Problem to work on
Each line below must be set down exactly; omit any image you find.

Records shown
— BEGIN —

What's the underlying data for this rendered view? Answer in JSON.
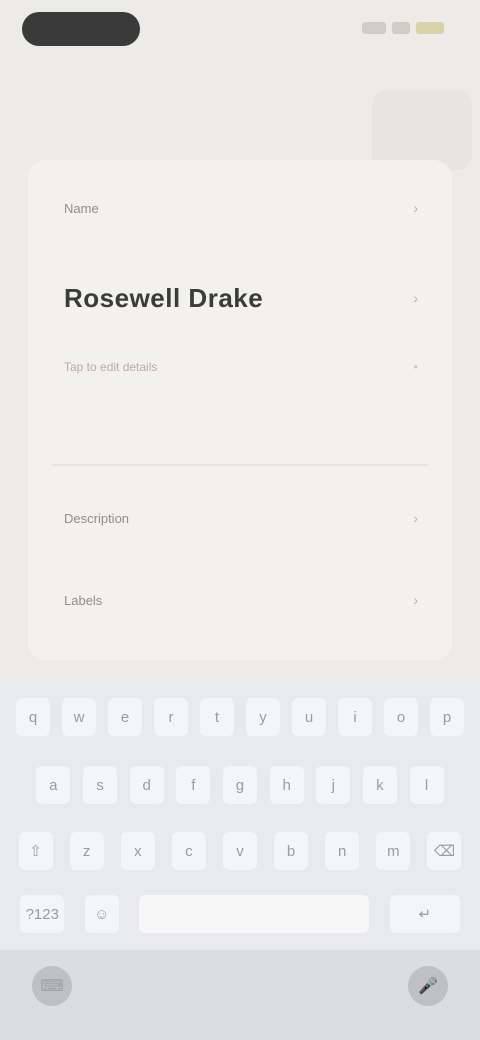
{
  "status_bar": {
    "pill_text": "",
    "icons": [
      "signal-icon",
      "wifi-icon",
      "battery-icon"
    ]
  },
  "header": {
    "action_icon": "header-action-icon"
  },
  "card": {
    "row_1_label": "Name",
    "name_value": "Rosewell Drake",
    "sub_label": "Tap to edit details",
    "sub_mark": "•",
    "description": "",
    "row_3_label": "Description",
    "row_4_label": "Labels",
    "chevron": "›"
  },
  "keyboard": {
    "row1": [
      "q",
      "w",
      "e",
      "r",
      "t",
      "y",
      "u",
      "i",
      "o",
      "p"
    ],
    "row2": [
      "a",
      "s",
      "d",
      "f",
      "g",
      "h",
      "j",
      "k",
      "l"
    ],
    "row3": [
      "⇧",
      "z",
      "x",
      "c",
      "v",
      "b",
      "n",
      "m",
      "⌫"
    ],
    "row4": [
      "?123",
      "☺",
      "",
      "↵"
    ]
  },
  "bottom_bar": {
    "left_icon": "keyboard-switch-icon",
    "right_icon": "mic-icon",
    "left_glyph": "⌨",
    "right_glyph": "🎤"
  },
  "colors": {
    "background": "#ecebe8",
    "card": "#f2f1ee",
    "keyboard": "#e9eaed",
    "accent": "#c2a7a5"
  }
}
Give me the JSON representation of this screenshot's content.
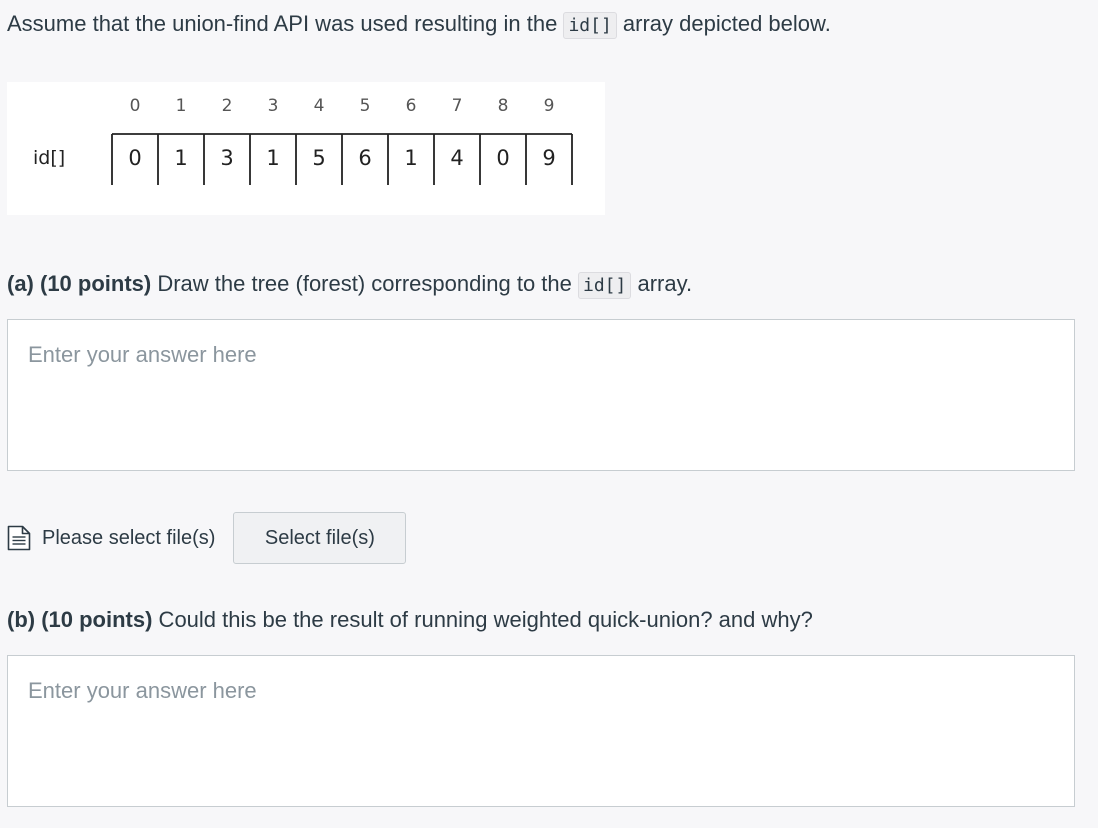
{
  "prompt": {
    "before": "Assume that the union-find API was used resulting in the ",
    "code": "id[]",
    "after": " array depicted below."
  },
  "figure": {
    "row_label": "id[]",
    "indices": [
      "0",
      "1",
      "2",
      "3",
      "4",
      "5",
      "6",
      "7",
      "8",
      "9"
    ],
    "values": [
      "0",
      "1",
      "3",
      "1",
      "5",
      "6",
      "1",
      "4",
      "0",
      "9"
    ]
  },
  "question_a": {
    "label": "(a) (10 points)",
    "text_before": " Draw the tree (forest) corresponding to the ",
    "code": "id[]",
    "text_after": " array.",
    "placeholder": "Enter your answer here"
  },
  "upload": {
    "icon": "document-icon",
    "label": "Please select file(s)",
    "button": "Select file(s)"
  },
  "question_b": {
    "label": "(b) (10 points)",
    "text": " Could this be the result of running weighted quick-union? and why?",
    "placeholder": "Enter your answer here"
  }
}
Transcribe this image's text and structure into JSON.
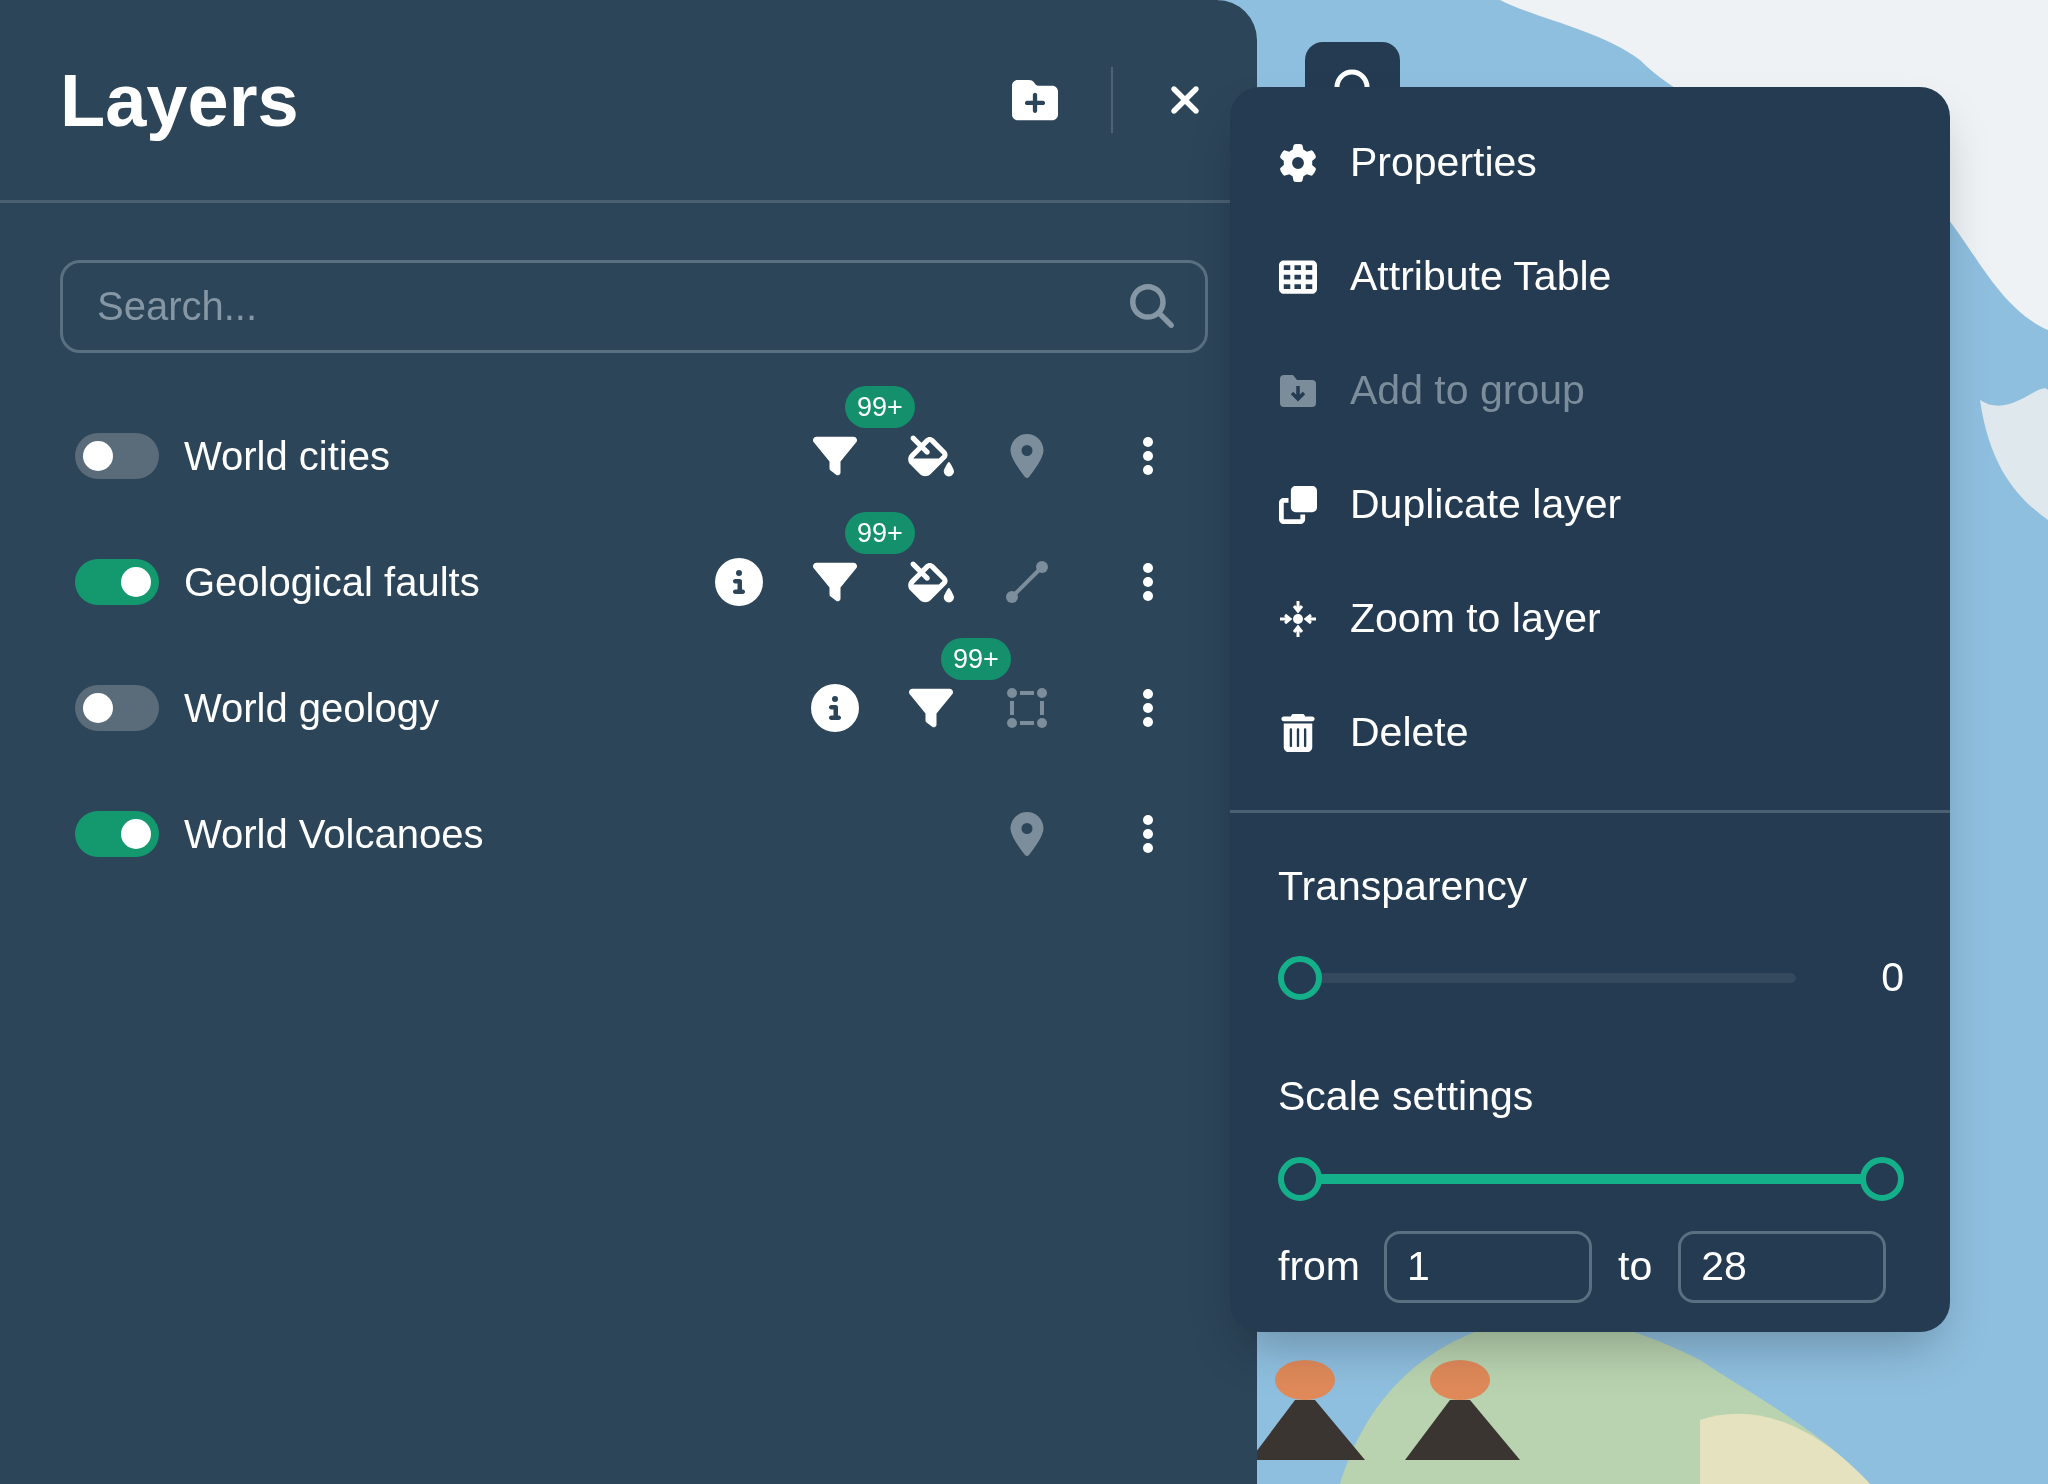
{
  "panel": {
    "title": "Layers",
    "search": {
      "placeholder": "Search..."
    }
  },
  "layers": [
    {
      "name": "World cities",
      "on": false,
      "tools": [
        {
          "kind": "filter",
          "disabled": false,
          "badge": "99+"
        },
        {
          "kind": "style",
          "disabled": false
        },
        {
          "kind": "point",
          "disabled": true
        }
      ]
    },
    {
      "name": "Geological faults",
      "on": true,
      "tools": [
        {
          "kind": "info",
          "disabled": false
        },
        {
          "kind": "filter",
          "disabled": false,
          "badge": "99+"
        },
        {
          "kind": "style",
          "disabled": false
        },
        {
          "kind": "line",
          "disabled": true
        }
      ]
    },
    {
      "name": "World geology",
      "on": false,
      "tools": [
        {
          "kind": "info",
          "disabled": false
        },
        {
          "kind": "filter",
          "disabled": false,
          "badge": "99+"
        },
        {
          "kind": "polygon",
          "disabled": true
        }
      ]
    },
    {
      "name": "World Volcanoes",
      "on": true,
      "tools": [
        {
          "kind": "point",
          "disabled": true
        }
      ]
    }
  ],
  "menu": {
    "items": [
      {
        "kind": "properties",
        "label": "Properties",
        "disabled": false
      },
      {
        "kind": "table",
        "label": "Attribute Table",
        "disabled": false
      },
      {
        "kind": "group",
        "label": "Add to group",
        "disabled": true
      },
      {
        "kind": "duplicate",
        "label": "Duplicate layer",
        "disabled": false
      },
      {
        "kind": "zoom",
        "label": "Zoom to layer",
        "disabled": false
      },
      {
        "kind": "delete",
        "label": "Delete",
        "disabled": false
      }
    ],
    "transparency": {
      "label": "Transparency",
      "level": 0,
      "reading": "0"
    },
    "scale": {
      "label": "Scale settings",
      "level": 1,
      "from_label": "from",
      "from": "1",
      "to_label": "to",
      "to": "28"
    }
  }
}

— END —

Task response
What's the underlying data for this rendered view? Answer in JSON.
{
  "status_bar": {
    "pill_text": "",
    "icons": [
      "signal-icon",
      "wifi-icon",
      "battery-icon"
    ]
  },
  "header": {
    "action_icon": "header-action-icon"
  },
  "card": {
    "row_1_label": "Name",
    "name_value": "Rosewell Drake",
    "sub_label": "Tap to edit details",
    "sub_mark": "•",
    "description": "",
    "row_3_label": "Description",
    "row_4_label": "Labels",
    "chevron": "›"
  },
  "keyboard": {
    "row1": [
      "q",
      "w",
      "e",
      "r",
      "t",
      "y",
      "u",
      "i",
      "o",
      "p"
    ],
    "row2": [
      "a",
      "s",
      "d",
      "f",
      "g",
      "h",
      "j",
      "k",
      "l"
    ],
    "row3": [
      "⇧",
      "z",
      "x",
      "c",
      "v",
      "b",
      "n",
      "m",
      "⌫"
    ],
    "row4": [
      "?123",
      "☺",
      "",
      "↵"
    ]
  },
  "bottom_bar": {
    "left_icon": "keyboard-switch-icon",
    "right_icon": "mic-icon",
    "left_glyph": "⌨",
    "right_glyph": "🎤"
  },
  "colors": {
    "background": "#ecebe8",
    "card": "#f2f1ee",
    "keyboard": "#e9eaed",
    "accent": "#c2a7a5"
  }
}
Give me the JSON representation of this screenshot's content.
{
  "prompt": {
    "before": "Assume that the union-find API was used resulting in the ",
    "code": "id[]",
    "after": " array depicted below."
  },
  "figure": {
    "row_label": "id[]",
    "indices": [
      "0",
      "1",
      "2",
      "3",
      "4",
      "5",
      "6",
      "7",
      "8",
      "9"
    ],
    "values": [
      "0",
      "1",
      "3",
      "1",
      "5",
      "6",
      "1",
      "4",
      "0",
      "9"
    ]
  },
  "question_a": {
    "label": "(a) (10 points)",
    "text_before": " Draw the tree (forest) corresponding to the ",
    "code": "id[]",
    "text_after": " array.",
    "placeholder": "Enter your answer here"
  },
  "upload": {
    "icon": "document-icon",
    "label": "Please select file(s)",
    "button": "Select file(s)"
  },
  "question_b": {
    "label": "(b) (10 points)",
    "text": " Could this be the result of running weighted quick-union? and why?",
    "placeholder": "Enter your answer here"
  }
}
Transcribe this image's text and structure into JSON.
{
  "panel": {
    "title": "Layers",
    "search": {
      "placeholder": "Search..."
    }
  },
  "layers": [
    {
      "name": "World cities",
      "on": false,
      "tools": [
        {
          "kind": "filter",
          "disabled": false,
          "badge": "99+"
        },
        {
          "kind": "style",
          "disabled": false
        },
        {
          "kind": "point",
          "disabled": true
        }
      ]
    },
    {
      "name": "Geological faults",
      "on": true,
      "tools": [
        {
          "kind": "info",
          "disabled": false
        },
        {
          "kind": "filter",
          "disabled": false,
          "badge": "99+"
        },
        {
          "kind": "style",
          "disabled": false
        },
        {
          "kind": "line",
          "disabled": true
        }
      ]
    },
    {
      "name": "World geology",
      "on": false,
      "tools": [
        {
          "kind": "info",
          "disabled": false
        },
        {
          "kind": "filter",
          "disabled": false,
          "badge": "99+"
        },
        {
          "kind": "polygon",
          "disabled": true
        }
      ]
    },
    {
      "name": "World Volcanoes",
      "on": true,
      "tools": [
        {
          "kind": "point",
          "disabled": true
        }
      ]
    }
  ],
  "menu": {
    "items": [
      {
        "kind": "properties",
        "label": "Properties",
        "disabled": false
      },
      {
        "kind": "table",
        "label": "Attribute Table",
        "disabled": false
      },
      {
        "kind": "group",
        "label": "Add to group",
        "disabled": true
      },
      {
        "kind": "duplicate",
        "label": "Duplicate layer",
        "disabled": false
      },
      {
        "kind": "zoom",
        "label": "Zoom to layer",
        "disabled": false
      },
      {
        "kind": "delete",
        "label": "Delete",
        "disabled": false
      }
    ],
    "transparency": {
      "label": "Transparency",
      "level": 0,
      "reading": "0"
    },
    "scale": {
      "label": "Scale settings",
      "level": 1,
      "from_label": "from",
      "from": "1",
      "to_label": "to",
      "to": "28"
    }
  }
}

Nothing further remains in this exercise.